▶ Work to do: Take the entries below and print all of them exactly, please.

(Stored items)
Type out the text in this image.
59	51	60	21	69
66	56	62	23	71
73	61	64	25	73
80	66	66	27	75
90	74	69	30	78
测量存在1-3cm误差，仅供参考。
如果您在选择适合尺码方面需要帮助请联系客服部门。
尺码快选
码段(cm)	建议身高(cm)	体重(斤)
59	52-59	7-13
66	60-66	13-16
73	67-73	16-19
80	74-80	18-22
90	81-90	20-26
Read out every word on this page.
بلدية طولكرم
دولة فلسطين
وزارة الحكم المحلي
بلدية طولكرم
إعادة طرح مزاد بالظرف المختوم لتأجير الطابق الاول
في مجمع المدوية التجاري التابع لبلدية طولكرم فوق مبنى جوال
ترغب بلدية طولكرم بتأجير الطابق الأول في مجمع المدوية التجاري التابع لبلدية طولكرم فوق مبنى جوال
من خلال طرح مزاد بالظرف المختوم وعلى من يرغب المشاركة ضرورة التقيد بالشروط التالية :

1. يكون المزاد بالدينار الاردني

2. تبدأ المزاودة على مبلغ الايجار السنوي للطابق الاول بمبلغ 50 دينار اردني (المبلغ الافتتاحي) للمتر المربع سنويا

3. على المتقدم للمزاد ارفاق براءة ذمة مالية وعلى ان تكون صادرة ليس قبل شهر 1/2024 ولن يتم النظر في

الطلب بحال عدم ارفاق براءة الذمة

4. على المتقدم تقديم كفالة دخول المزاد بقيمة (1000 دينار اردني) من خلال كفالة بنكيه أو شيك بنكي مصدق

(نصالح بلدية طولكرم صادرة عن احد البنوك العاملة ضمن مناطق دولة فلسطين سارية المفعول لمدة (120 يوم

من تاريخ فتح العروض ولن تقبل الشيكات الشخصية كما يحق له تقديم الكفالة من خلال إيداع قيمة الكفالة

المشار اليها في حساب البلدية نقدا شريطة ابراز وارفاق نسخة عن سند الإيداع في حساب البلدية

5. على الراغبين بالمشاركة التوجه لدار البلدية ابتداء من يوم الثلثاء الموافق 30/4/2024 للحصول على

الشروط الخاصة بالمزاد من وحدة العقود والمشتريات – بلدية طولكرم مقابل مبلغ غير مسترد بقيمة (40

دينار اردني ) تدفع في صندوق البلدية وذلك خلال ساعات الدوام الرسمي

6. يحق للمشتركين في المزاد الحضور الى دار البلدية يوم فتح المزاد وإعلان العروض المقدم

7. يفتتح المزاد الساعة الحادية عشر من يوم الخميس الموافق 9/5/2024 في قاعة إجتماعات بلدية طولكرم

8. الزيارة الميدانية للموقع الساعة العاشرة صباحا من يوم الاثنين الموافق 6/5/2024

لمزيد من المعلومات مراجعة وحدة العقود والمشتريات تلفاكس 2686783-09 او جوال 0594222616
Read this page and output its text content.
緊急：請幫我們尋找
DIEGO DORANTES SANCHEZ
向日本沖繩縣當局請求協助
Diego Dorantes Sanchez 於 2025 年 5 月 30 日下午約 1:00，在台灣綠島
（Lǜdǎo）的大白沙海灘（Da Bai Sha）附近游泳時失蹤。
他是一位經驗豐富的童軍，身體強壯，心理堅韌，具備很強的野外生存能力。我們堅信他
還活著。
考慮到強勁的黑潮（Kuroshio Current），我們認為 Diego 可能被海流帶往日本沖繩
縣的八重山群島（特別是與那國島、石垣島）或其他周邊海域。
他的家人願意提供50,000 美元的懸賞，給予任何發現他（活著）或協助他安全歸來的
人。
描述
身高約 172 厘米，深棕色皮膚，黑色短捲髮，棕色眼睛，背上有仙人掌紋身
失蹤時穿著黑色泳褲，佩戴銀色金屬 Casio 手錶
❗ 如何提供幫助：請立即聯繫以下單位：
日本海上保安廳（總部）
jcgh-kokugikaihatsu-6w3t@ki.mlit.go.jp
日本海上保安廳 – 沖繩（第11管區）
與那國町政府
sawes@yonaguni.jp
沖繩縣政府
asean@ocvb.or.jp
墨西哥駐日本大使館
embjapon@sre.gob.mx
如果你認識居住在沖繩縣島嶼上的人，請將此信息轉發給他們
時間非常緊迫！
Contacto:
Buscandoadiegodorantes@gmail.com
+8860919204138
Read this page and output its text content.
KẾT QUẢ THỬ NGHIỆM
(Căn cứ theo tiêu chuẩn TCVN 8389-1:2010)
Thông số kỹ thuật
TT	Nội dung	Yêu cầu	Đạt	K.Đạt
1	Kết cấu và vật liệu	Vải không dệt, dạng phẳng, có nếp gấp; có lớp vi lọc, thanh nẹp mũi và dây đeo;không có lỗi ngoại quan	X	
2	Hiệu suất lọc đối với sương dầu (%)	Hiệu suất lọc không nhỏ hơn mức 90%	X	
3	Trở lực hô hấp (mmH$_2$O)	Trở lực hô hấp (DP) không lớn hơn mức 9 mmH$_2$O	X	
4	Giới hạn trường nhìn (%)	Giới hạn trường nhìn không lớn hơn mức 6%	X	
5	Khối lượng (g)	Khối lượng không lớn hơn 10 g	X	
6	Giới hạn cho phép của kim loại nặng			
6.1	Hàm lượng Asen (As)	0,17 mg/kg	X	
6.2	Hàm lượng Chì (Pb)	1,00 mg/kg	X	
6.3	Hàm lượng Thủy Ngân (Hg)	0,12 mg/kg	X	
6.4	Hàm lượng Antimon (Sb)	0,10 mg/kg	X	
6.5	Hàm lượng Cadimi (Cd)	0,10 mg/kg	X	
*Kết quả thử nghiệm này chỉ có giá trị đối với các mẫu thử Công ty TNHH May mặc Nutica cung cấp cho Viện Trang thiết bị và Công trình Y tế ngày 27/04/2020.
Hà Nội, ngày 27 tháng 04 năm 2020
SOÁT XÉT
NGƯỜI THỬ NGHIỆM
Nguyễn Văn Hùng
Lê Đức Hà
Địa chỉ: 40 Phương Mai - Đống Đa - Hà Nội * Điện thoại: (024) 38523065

▶ The result:
Type out the text in this image.
59	51	60	21	69
66	56	62	23	71
73	61	64	25	73
80	66	66	27	75
90	74	69	30	78
测量存在1-3cm误差，仅供参考。
如果您在选择适合尺码方面需要帮助请联系客服部门。
尺码快选
码段(cm)	建议身高(cm)	体重(斤)
59	52-59	7-13
66	60-66	13-16
73	67-73	16-19
80	74-80	18-22
90	81-90	20-26
Read out every word on this page.
بلدية طولكرم
دولة فلسطين
وزارة الحكم المحلي
بلدية طولكرم
إعادة طرح مزاد بالظرف المختوم لتأجير الطابق الاول
في مجمع المدوية التجاري التابع لبلدية طولكرم فوق مبنى جوال
ترغب بلدية طولكرم بتأجير الطابق الأول في مجمع المدوية التجاري التابع لبلدية طولكرم فوق مبنى جوال
من خلال طرح مزاد بالظرف المختوم وعلى من يرغب المشاركة ضرورة التقيد بالشروط التالية :

1. يكون المزاد بالدينار الاردني

2. تبدأ المزاودة على مبلغ الايجار السنوي للطابق الاول بمبلغ 50 دينار اردني (المبلغ الافتتاحي) للمتر المربع سنويا

3. على المتقدم للمزاد ارفاق براءة ذمة مالية وعلى ان تكون صادرة ليس قبل شهر 1/2024 ولن يتم النظر في

الطلب بحال عدم ارفاق براءة الذمة

4. على المتقدم تقديم كفالة دخول المزاد بقيمة (1000 دينار اردني) من خلال كفالة بنكيه أو شيك بنكي مصدق

(نصالح بلدية طولكرم صادرة عن احد البنوك العاملة ضمن مناطق دولة فلسطين سارية المفعول لمدة (120 يوم

من تاريخ فتح العروض ولن تقبل الشيكات الشخصية كما يحق له تقديم الكفالة من خلال إيداع قيمة الكفالة

المشار اليها في حساب البلدية نقدا شريطة ابراز وارفاق نسخة عن سند الإيداع في حساب البلدية

5. على الراغبين بالمشاركة التوجه لدار البلدية ابتداء من يوم الثلثاء الموافق 30/4/2024 للحصول على

الشروط الخاصة بالمزاد من وحدة العقود والمشتريات – بلدية طولكرم مقابل مبلغ غير مسترد بقيمة (40

دينار اردني ) تدفع في صندوق البلدية وذلك خلال ساعات الدوام الرسمي

6. يحق للمشتركين في المزاد الحضور الى دار البلدية يوم فتح المزاد وإعلان العروض المقدم

7. يفتتح المزاد الساعة الحادية عشر من يوم الخميس الموافق 9/5/2024 في قاعة إجتماعات بلدية طولكرم

8. الزيارة الميدانية للموقع الساعة العاشرة صباحا من يوم الاثنين الموافق 6/5/2024

لمزيد من المعلومات مراجعة وحدة العقود والمشتريات تلفاكس 2686783-09 او جوال 0594222616
Read this page and output its text content.
緊急：請幫我們尋找
DIEGO DORANTES SANCHEZ
向日本沖繩縣當局請求協助
Diego Dorantes Sanchez 於 2025 年 5 月 30 日下午約 1:00，在台灣綠島
（Lǜdǎo）的大白沙海灘（Da Bai Sha）附近游泳時失蹤。
他是一位經驗豐富的童軍，身體強壯，心理堅韌，具備很強的野外生存能力。我們堅信他
還活著。
考慮到強勁的黑潮（Kuroshio Current），我們認為 Diego 可能被海流帶往日本沖繩
縣的八重山群島（特別是與那國島、石垣島）或其他周邊海域。
他的家人願意提供50,000 美元的懸賞，給予任何發現他（活著）或協助他安全歸來的
人。
描述
身高約 172 厘米，深棕色皮膚，黑色短捲髮，棕色眼睛，背上有仙人掌紋身
失蹤時穿著黑色泳褲，佩戴銀色金屬 Casio 手錶
❗ 如何提供幫助：請立即聯繫以下單位：
日本海上保安廳（總部）
jcgh-kokugikaihatsu-6w3t@ki.mlit.go.jp
日本海上保安廳 – 沖繩（第11管區）
與那國町政府
sawes@yonaguni.jp
沖繩縣政府
asean@ocvb.or.jp
墨西哥駐日本大使館
embjapon@sre.gob.mx
如果你認識居住在沖繩縣島嶼上的人，請將此信息轉發給他們
時間非常緊迫！
Contacto:
Buscandoadiegodorantes@gmail.com
+8860919204138
Read this page and output its text content.
KẾT QUẢ THỬ NGHIỆM
(Căn cứ theo tiêu chuẩn TCVN 8389-1:2010)
Thông số kỹ thuật
TT	Nội dung	Yêu cầu	Đạt	K.Đạt
1	Kết cấu và vật liệu	Vải không dệt, dạng phẳng, có nếp gấp; có lớp vi lọc, thanh nẹp mũi và dây đeo;không có lỗi ngoại quan	X	
2	Hiệu suất lọc đối với sương dầu (%)	Hiệu suất lọc không nhỏ hơn mức 90%	X	
3	Trở lực hô hấp (mmH$_2$O)	Trở lực hô hấp (DP) không lớn hơn mức 9 mmH$_2$O	X	
4	Giới hạn trường nhìn (%)	Giới hạn trường nhìn không lớn hơn mức 6%	X	
5	Khối lượng (g)	Khối lượng không lớn hơn 10 g	X	
6	Giới hạn cho phép của kim loại nặng			
6.1	Hàm lượng Asen (As)	0,17 mg/kg	X	
6.2	Hàm lượng Chì (Pb)	1,00 mg/kg	X	
6.3	Hàm lượng Thủy Ngân (Hg)	0,12 mg/kg	X	
6.4	Hàm lượng Antimon (Sb)	0,10 mg/kg	X	
6.5	Hàm lượng Cadimi (Cd)	0,10 mg/kg	X	
*Kết quả thử nghiệm này chỉ có giá trị đối với các mẫu thử Công ty TNHH May mặc Nutica cung cấp cho Viện Trang thiết bị và Công trình Y tế ngày 27/04/2020.
Hà Nội, ngày 27 tháng 04 năm 2020
SOÁT XÉT
NGƯỜI THỬ NGHIỆM
Nguyễn Văn Hùng
Lê Đức Hà
Địa chỉ: 40 Phương Mai - Đống Đa - Hà Nội * Điện thoại: (024) 38523065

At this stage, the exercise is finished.